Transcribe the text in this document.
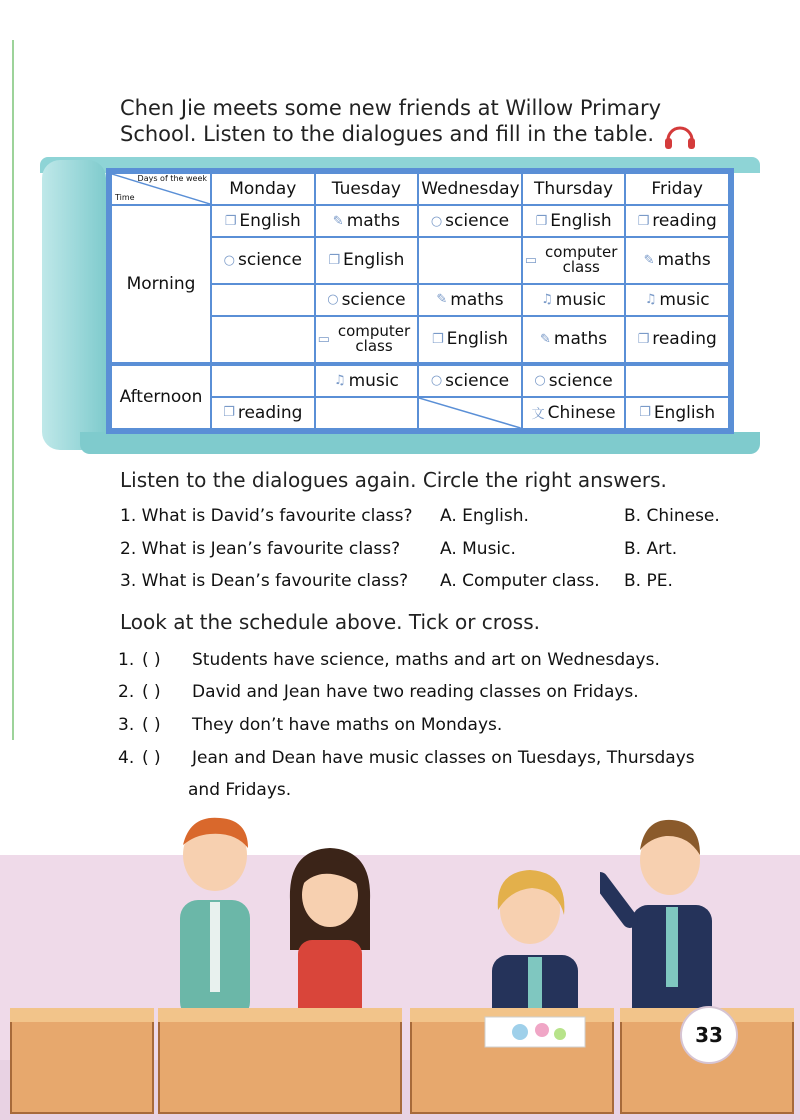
Chen Jie meets some new friends at Willow Primary
School. Listen to the dialogues and fill in the table.
Days of the week
Time	Monday	Tuesday	Wednesday	Thursday	Friday
Morning	❐ English	✎ maths	○ science	❐ English	❐ reading

	○ science	❐ English		▭ computer class	✎ maths

		○ science	✎ maths	♫ music	♫ music

		▭ computer class	❐ English	✎ maths	❐ reading

Afternoon		♫ music	○ science	○ science	

	❐ reading			文 Chinese	❐ English
Listen to the dialogues again. Circle the right answers.
1. What is David’s favourite class? A. English.	B. Chinese.
2. What is Jean’s favourite class? A. Music.	B. Art.
3. What is Dean’s favourite class? A. Computer class. B. PE.
Look at the schedule above. Tick or cross.
1. ( ) Students have science, maths and art on Wednesdays.
2. ( ) David and Jean have two reading classes on Fridays.
3. ( ) They don’t have maths on Mondays.
4. ( ) Jean and Dean have music classes on Tuesdays, Thursdays
and Fridays.
33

-*-*-

● **Stated exercise**
Return each line from the material above exactly, but not the pictures.

● **In response**
Transcribe the text in this document.
Chen Jie meets some new friends at Willow Primary
School. Listen to the dialogues and fill in the table.
Days of the week
Time	Monday	Tuesday	Wednesday	Thursday	Friday
Morning	❐ English	✎ maths	○ science	❐ English	❐ reading

	○ science	❐ English		▭ computer class	✎ maths

		○ science	✎ maths	♫ music	♫ music

		▭ computer class	❐ English	✎ maths	❐ reading

Afternoon		♫ music	○ science	○ science	

	❐ reading			文 Chinese	❐ English
Listen to the dialogues again. Circle the right answers.
1. What is David’s favourite class? A. English.	B. Chinese.
2. What is Jean’s favourite class? A. Music.	B. Art.
3. What is Dean’s favourite class? A. Computer class. B. PE.
Look at the schedule above. Tick or cross.
1. ( ) Students have science, maths and art on Wednesdays.
2. ( ) David and Jean have two reading classes on Fridays.
3. ( ) They don’t have maths on Mondays.
4. ( ) Jean and Dean have music classes on Tuesdays, Thursdays
and Fridays.
33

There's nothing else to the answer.